== OBJECTIVE ==
List each line of the data that holds the string "Brandenburg", please.

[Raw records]
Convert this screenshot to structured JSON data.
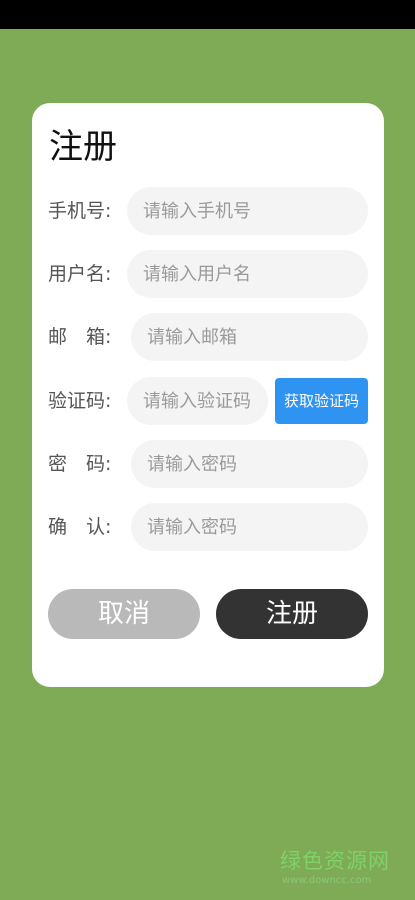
{
  "colors": {
    "background": "#7fab56",
    "status_bar": "#000000",
    "card": "#ffffff",
    "code_button": "#2f93f2",
    "cancel_button": "#b9b9b9",
    "submit_button": "#333333"
  },
  "form": {
    "title": "注册",
    "fields": [
      {
        "label": "手机号:",
        "placeholder": "请输入手机号"
      },
      {
        "label": "用户名:",
        "placeholder": "请输入用户名"
      },
      {
        "label": "邮　箱:",
        "placeholder": "请输入邮箱"
      },
      {
        "label": "验证码:",
        "placeholder": "请输入验证码"
      },
      {
        "label": "密　码:",
        "placeholder": "请输入密码"
      },
      {
        "label": "确　认:",
        "placeholder": "请输入密码"
      }
    ],
    "get_code_label": "获取验证码",
    "cancel_label": "取消",
    "submit_label": "注册"
  },
  "watermark": {
    "main": "绿色资源网",
    "sub": "www.downcc.com"
  }
}
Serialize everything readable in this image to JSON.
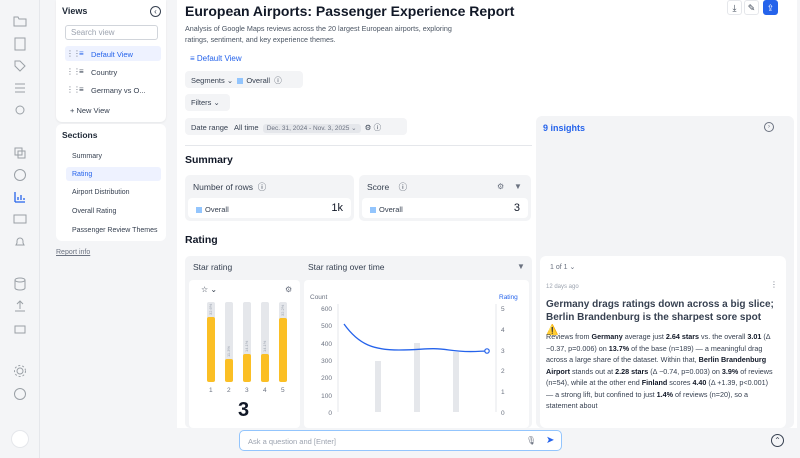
{
  "rail_icons": [
    "folder-icon",
    "document-icon",
    "tag-icon",
    "list-icon",
    "settings-cog-icon",
    "layers-icon",
    "help-icon",
    "chart-icon",
    "video-icon",
    "bell-icon",
    "database-icon",
    "upload-icon",
    "gift-icon",
    "gear-icon",
    "info-icon",
    "chat-icon"
  ],
  "views": {
    "title": "Views",
    "search_placeholder": "Search view",
    "items": [
      "Default View",
      "Country",
      "Germany vs O..."
    ],
    "new_view": "+ New View"
  },
  "sections": {
    "title": "Sections",
    "items": [
      "Summary",
      "Rating",
      "Airport Distribution",
      "Overall Rating",
      "Passenger Review Themes"
    ]
  },
  "report_info": "Report info",
  "report": {
    "title": "European Airports: Passenger Experience Report",
    "subtitle": "Analysis of Google Maps reviews across the 20 largest European airports, exploring ratings, sentiment, and key experience themes.",
    "default_view": "Default View"
  },
  "filters": {
    "segments_label": "Segments",
    "segment_value": "Overall",
    "filters_label": "Filters",
    "date_range_label": "Date range",
    "date_mode": "All time",
    "date_value": "Dec. 31, 2024 - Nov. 3, 2025"
  },
  "summary": {
    "heading": "Summary",
    "rows_card": {
      "label": "Number of rows",
      "series": "Overall",
      "value": "1k"
    },
    "score_card": {
      "label": "Score",
      "series": "Overall",
      "value": "3"
    }
  },
  "rating": {
    "heading": "Rating",
    "star_card_label": "Star rating",
    "over_time_label": "Star rating over time",
    "big_value": "3",
    "left_axis_title": "Count",
    "right_axis_title": "Rating",
    "left_ticks": [
      "600",
      "500",
      "400",
      "300",
      "200",
      "100",
      "0"
    ],
    "right_ticks": [
      "5",
      "4",
      "3",
      "2",
      "1",
      "0"
    ]
  },
  "chart_data": {
    "type": "bar",
    "categories": [
      "1",
      "2",
      "3",
      "4",
      "5"
    ],
    "values": [
      32.6,
      11.3,
      14.1,
      14.1,
      32.2
    ],
    "ylim": [
      0,
      40
    ]
  },
  "insights": {
    "title": "9 insights",
    "pager": "1 of 1",
    "age": "12 days ago",
    "headline": "Germany drags ratings down across a big slice; Berlin Brandenburg is the sharpest sore spot ⚠️",
    "body_1a": "Reviews from ",
    "body_1b": "Germany",
    "body_1c": " average just ",
    "body_1d": "2.64 stars",
    "body_1e": " vs. the overall ",
    "body_1f": "3.01",
    "body_1g": " (Δ −0.37, p=0.006) on ",
    "body_1h": "13.7%",
    "body_1i": " of the base (n=189) — a meaningful drag across a large share of the dataset. Within that, ",
    "body_1j": "Berlin Brandenburg Airport",
    "body_1k": " stands out at ",
    "body_1l": "2.28 stars",
    "body_1m": " (Δ −0.74, p=0.003) on ",
    "body_1n": "3.9%",
    "body_1o": " of reviews (n=54), while at the other end ",
    "body_1p": "Finland",
    "body_1q": " scores ",
    "body_1r": "4.40",
    "body_1s": " (Δ +1.39, p<0.001) — a strong lift, but confined to just ",
    "body_1t": "1.4%",
    "body_1u": " of reviews (n=20), so a statement about"
  },
  "ask": {
    "placeholder": "Ask a question and [Enter]"
  },
  "colors": {
    "accent": "#2563eb",
    "bar": "#fbbf24",
    "line": "#2563eb"
  }
}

== EXERCISE OUTPUT ==
    "headline": "Germany drags ratings down across a big slice; Berlin Brandenburg is the sharpest sore spot ⚠️",
    "body_1j": "Berlin Brandenburg Airport",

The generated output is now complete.